═════ EXCERPT PROVIDED
ESA's new Izaña-1 (IZN-1) Laser Ranging Station in Tenerife, Spain, tracking satellites and debris

 

ESA's Izaña-1 laser ranging station in Tenerife, Spain, has recently undergone months of testing and commissioning, passing its final tests with flying colours. As it reached ‘station acceptance’, it was handed over to ESA from the German company contracted to build it, DiGOS, a startup company in Potsdam. The station is a technology testbed and a vital first step in making debris mitigation widely accessible to all space actors relevant to the future of  space environment. 1)

Figure 1: ESA's IZN-1 laser ranging station on top of the Izaña mountain in Tenerife, Spain, has recently undergone months of testing and commissioning, passing its final tests with flying colours. As it reached ‘station acceptance’, it was handed over to ESA from the German company contracted to build it, DiGOS. The station is a technology test bed and a vital first step in making debris mitigation widely accessible to all space actors with a say in the future of our space environment (image credit: ESA)
Figure 1: ESA's Izaña-1 laser ranging station in Tenerife, Spain (image credit: ESA)

IZN-1, developed and now operated by ESA is a test-bed for future technologies and was installed in mid-2021 at the Teide Observatory. The station, telescope and laser have undergone months of testing and commissioning and since July last year have aimed the laser beam of concentrated green light to the sky to actively detect, track and observe active satellites.

At present, the laser light operates at 150 mW but it will soon be upgraded to also track space debris on the basis of much more powerful infrared lasers with an average power of 50 Watts.

Hence, only satellites fitted with ‘retroreflectors’ can be tracked from ESA’s Izaña station, making up just a proportion of the total population,” explains Clemens Heese, Head of the Optical Technologies Section.

Figure 2: Perched on the slopes of Tenerife’s Mount Teide, ESA’s latest tracking station is focused on the challenge of space debris. Instead of radio waves, the IZN Laser Ranging Station relies on laser light. Its laser pulses probe hundreds of kilometres into space, making contact with items of debris as well as intact satellites, fixing their position down to a matter of centimetres. Operated for ESA by the company DiGOS GmbH Potsdam, this new station is operated as part of ESA’s Space Safety programme, protecting life and infrastructure on Earth and in orbit (video credit: ESA)

“The station will be upgraded in the next couple of years, enabling it to perform the same vital ‘ranging’ services with uncooperative targets – vitally, debris objects and older satellites fitted without retroreflecting patches.”

The First of Many in Europe

While dozens of laser tracking stations are dotted around Europe, the Izaña station’s dual functionality makes it a first. Built by German company DiGOS, the remotely controlled Izaña station can also be used for optical communications and is intended to become a state-of-the-art, fully autonomous robotic system. It is hoped to be the first of many across the globe.

As ESA’s newest addition to the Space Safety family, Izaña-1 provides support for vital collision avoidance and provides a testbed for new sustainable technologies like laser momentum transfer or coordination of space traffic.

Such satellite and debris tracking capability in Europe could contribute to building and accessing a European catalogue of space objects.
══════════
═════ DATA EXCERPTS
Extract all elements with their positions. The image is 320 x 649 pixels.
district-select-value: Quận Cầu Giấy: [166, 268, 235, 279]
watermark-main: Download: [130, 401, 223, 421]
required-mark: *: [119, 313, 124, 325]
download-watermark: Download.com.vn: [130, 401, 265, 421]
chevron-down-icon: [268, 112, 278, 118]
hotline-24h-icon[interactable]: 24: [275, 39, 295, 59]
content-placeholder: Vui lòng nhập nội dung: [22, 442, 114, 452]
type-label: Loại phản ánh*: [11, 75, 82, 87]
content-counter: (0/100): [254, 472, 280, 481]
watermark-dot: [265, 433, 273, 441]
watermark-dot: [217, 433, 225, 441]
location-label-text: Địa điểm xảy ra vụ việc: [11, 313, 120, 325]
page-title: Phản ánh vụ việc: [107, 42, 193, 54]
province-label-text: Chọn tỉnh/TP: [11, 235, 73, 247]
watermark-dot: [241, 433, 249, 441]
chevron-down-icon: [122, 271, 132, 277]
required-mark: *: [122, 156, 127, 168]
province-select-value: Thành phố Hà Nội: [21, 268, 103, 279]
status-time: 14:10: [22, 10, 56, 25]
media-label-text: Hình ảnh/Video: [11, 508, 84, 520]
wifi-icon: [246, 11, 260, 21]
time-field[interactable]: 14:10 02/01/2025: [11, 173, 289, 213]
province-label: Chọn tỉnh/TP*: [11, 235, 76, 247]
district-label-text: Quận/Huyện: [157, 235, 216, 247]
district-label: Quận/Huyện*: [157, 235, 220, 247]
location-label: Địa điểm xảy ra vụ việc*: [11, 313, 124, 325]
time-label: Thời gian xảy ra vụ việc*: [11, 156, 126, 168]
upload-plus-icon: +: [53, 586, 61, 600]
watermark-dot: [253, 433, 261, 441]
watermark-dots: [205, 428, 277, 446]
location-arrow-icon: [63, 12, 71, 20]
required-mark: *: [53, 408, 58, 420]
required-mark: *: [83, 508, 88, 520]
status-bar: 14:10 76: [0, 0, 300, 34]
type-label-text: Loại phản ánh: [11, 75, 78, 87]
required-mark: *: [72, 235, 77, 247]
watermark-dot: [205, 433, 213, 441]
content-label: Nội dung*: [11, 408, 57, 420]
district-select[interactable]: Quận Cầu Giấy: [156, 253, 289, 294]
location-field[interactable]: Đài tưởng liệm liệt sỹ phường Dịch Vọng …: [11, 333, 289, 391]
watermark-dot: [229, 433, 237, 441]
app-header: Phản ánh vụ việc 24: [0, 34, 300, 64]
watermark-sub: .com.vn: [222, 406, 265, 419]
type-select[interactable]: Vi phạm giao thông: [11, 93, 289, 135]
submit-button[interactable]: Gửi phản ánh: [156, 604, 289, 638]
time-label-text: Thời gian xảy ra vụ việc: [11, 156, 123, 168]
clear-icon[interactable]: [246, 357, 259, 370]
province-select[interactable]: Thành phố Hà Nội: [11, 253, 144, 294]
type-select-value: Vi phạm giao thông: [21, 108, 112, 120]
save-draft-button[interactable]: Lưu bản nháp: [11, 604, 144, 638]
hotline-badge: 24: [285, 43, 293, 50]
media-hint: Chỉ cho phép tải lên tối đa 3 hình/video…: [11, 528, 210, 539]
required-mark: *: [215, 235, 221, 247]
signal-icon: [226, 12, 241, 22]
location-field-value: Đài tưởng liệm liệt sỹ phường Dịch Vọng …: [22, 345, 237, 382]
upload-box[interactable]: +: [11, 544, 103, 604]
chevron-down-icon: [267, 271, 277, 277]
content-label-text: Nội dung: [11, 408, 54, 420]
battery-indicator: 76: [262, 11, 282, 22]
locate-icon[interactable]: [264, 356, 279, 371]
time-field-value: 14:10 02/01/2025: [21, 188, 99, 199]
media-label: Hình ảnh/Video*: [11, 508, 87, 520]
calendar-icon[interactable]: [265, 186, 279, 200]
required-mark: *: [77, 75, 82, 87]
══════════
**WORK TO BE COMPLETED**
Reproduce the part of the excerpt about the Izaña-1 laser ranging station that opens with the words containing "While dozens of" and closes with "of space traffic.". Base your responses solely on the excerpt about the Izaña-1 laser ranging station.

**ANSWER TO THE EXERCISE**
While dozens of laser tracking stations are dotted around Europe, the Izaña station’s dual functionality makes it a first. Built by German company DiGOS, the remotely controlled Izaña station can also be used for optical communications and is intended to become a state-of-the-art, fully autonomous robotic system. It is hoped to be the first of many across the globe.

As ESA’s newest addition to the Space Safety family, Izaña-1 provides support for vital collision avoidance and provides a testbed for new sustainable technologies like laser momentum transfer or coordination of space traffic.